■ What needs to be done
Every line of the material below must be repeated exactly.

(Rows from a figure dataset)
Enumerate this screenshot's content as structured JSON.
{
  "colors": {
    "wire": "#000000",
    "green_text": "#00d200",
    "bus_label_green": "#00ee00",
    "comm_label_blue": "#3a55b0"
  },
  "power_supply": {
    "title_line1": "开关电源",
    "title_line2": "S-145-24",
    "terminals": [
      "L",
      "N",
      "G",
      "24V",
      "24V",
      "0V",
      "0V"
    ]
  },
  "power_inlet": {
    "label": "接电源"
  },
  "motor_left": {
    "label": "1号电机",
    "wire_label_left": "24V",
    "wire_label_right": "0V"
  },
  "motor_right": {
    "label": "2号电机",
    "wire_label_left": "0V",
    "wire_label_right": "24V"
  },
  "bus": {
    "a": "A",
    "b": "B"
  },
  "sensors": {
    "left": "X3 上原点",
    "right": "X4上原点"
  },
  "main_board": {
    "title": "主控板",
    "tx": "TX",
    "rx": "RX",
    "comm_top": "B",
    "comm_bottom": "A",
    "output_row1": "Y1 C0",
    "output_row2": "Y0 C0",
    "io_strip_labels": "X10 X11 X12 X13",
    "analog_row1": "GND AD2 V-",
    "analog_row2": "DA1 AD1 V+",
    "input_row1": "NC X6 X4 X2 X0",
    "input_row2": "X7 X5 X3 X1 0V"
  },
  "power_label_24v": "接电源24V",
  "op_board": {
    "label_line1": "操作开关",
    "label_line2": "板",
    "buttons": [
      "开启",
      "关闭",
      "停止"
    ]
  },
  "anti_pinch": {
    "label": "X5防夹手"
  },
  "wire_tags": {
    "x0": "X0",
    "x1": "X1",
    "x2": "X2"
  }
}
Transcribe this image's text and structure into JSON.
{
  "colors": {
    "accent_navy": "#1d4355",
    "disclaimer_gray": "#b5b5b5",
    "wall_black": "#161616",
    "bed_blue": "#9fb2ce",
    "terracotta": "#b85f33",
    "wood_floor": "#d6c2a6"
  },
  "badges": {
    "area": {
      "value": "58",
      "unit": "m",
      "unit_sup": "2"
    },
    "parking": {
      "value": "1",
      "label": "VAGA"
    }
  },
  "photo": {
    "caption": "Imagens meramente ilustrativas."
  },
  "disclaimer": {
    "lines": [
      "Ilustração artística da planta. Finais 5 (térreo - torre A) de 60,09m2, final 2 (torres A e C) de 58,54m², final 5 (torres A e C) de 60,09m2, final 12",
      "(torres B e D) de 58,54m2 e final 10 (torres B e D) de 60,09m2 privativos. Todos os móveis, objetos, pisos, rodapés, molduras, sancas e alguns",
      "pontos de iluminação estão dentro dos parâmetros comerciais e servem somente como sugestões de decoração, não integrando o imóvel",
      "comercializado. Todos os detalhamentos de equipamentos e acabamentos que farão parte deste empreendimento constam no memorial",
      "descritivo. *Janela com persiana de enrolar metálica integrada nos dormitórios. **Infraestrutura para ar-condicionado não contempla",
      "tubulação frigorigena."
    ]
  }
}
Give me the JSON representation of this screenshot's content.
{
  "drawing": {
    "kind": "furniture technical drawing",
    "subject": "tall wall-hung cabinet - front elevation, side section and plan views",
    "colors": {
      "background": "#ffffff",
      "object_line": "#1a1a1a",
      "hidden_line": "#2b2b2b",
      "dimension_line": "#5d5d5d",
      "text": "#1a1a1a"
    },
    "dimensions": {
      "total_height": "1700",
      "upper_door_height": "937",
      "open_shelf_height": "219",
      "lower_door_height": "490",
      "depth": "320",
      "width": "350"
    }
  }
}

■ Problem solution
Enumerate this screenshot's content as structured JSON.
{
  "colors": {
    "wire": "#000000",
    "green_text": "#00d200",
    "bus_label_green": "#00ee00",
    "comm_label_blue": "#3a55b0"
  },
  "power_supply": {
    "title_line1": "开关电源",
    "title_line2": "S-145-24",
    "terminals": [
      "L",
      "N",
      "G",
      "24V",
      "24V",
      "0V",
      "0V"
    ]
  },
  "power_inlet": {
    "label": "接电源"
  },
  "motor_left": {
    "label": "1号电机",
    "wire_label_left": "24V",
    "wire_label_right": "0V"
  },
  "motor_right": {
    "label": "2号电机",
    "wire_label_left": "0V",
    "wire_label_right": "24V"
  },
  "bus": {
    "a": "A",
    "b": "B"
  },
  "sensors": {
    "left": "X3 上原点",
    "right": "X4上原点"
  },
  "main_board": {
    "title": "主控板",
    "tx": "TX",
    "rx": "RX",
    "comm_top": "B",
    "comm_bottom": "A",
    "output_row1": "Y1 C0",
    "output_row2": "Y0 C0",
    "io_strip_labels": "X10 X11 X12 X13",
    "analog_row1": "GND AD2 V-",
    "analog_row2": "DA1 AD1 V+",
    "input_row1": "NC X6 X4 X2 X0",
    "input_row2": "X7 X5 X3 X1 0V"
  },
  "power_label_24v": "接电源24V",
  "op_board": {
    "label_line1": "操作开关",
    "label_line2": "板",
    "buttons": [
      "开启",
      "关闭",
      "停止"
    ]
  },
  "anti_pinch": {
    "label": "X5防夹手"
  },
  "wire_tags": {
    "x0": "X0",
    "x1": "X1",
    "x2": "X2"
  }
}
Transcribe this image's text and structure into JSON.
{
  "colors": {
    "accent_navy": "#1d4355",
    "disclaimer_gray": "#b5b5b5",
    "wall_black": "#161616",
    "bed_blue": "#9fb2ce",
    "terracotta": "#b85f33",
    "wood_floor": "#d6c2a6"
  },
  "badges": {
    "area": {
      "value": "58",
      "unit": "m",
      "unit_sup": "2"
    },
    "parking": {
      "value": "1",
      "label": "VAGA"
    }
  },
  "photo": {
    "caption": "Imagens meramente ilustrativas."
  },
  "disclaimer": {
    "lines": [
      "Ilustração artística da planta. Finais 5 (térreo - torre A) de 60,09m2, final 2 (torres A e C) de 58,54m², final 5 (torres A e C) de 60,09m2, final 12",
      "(torres B e D) de 58,54m2 e final 10 (torres B e D) de 60,09m2 privativos. Todos os móveis, objetos, pisos, rodapés, molduras, sancas e alguns",
      "pontos de iluminação estão dentro dos parâmetros comerciais e servem somente como sugestões de decoração, não integrando o imóvel",
      "comercializado. Todos os detalhamentos de equipamentos e acabamentos que farão parte deste empreendimento constam no memorial",
      "descritivo. *Janela com persiana de enrolar metálica integrada nos dormitórios. **Infraestrutura para ar-condicionado não contempla",
      "tubulação frigorigena."
    ]
  }
}
Give me the JSON representation of this screenshot's content.
{
  "drawing": {
    "kind": "furniture technical drawing",
    "subject": "tall wall-hung cabinet - front elevation, side section and plan views",
    "colors": {
      "background": "#ffffff",
      "object_line": "#1a1a1a",
      "hidden_line": "#2b2b2b",
      "dimension_line": "#5d5d5d",
      "text": "#1a1a1a"
    },
    "dimensions": {
      "total_height": "1700",
      "upper_door_height": "937",
      "open_shelf_height": "219",
      "lower_door_height": "490",
      "depth": "320",
      "width": "350"
    }
  }
}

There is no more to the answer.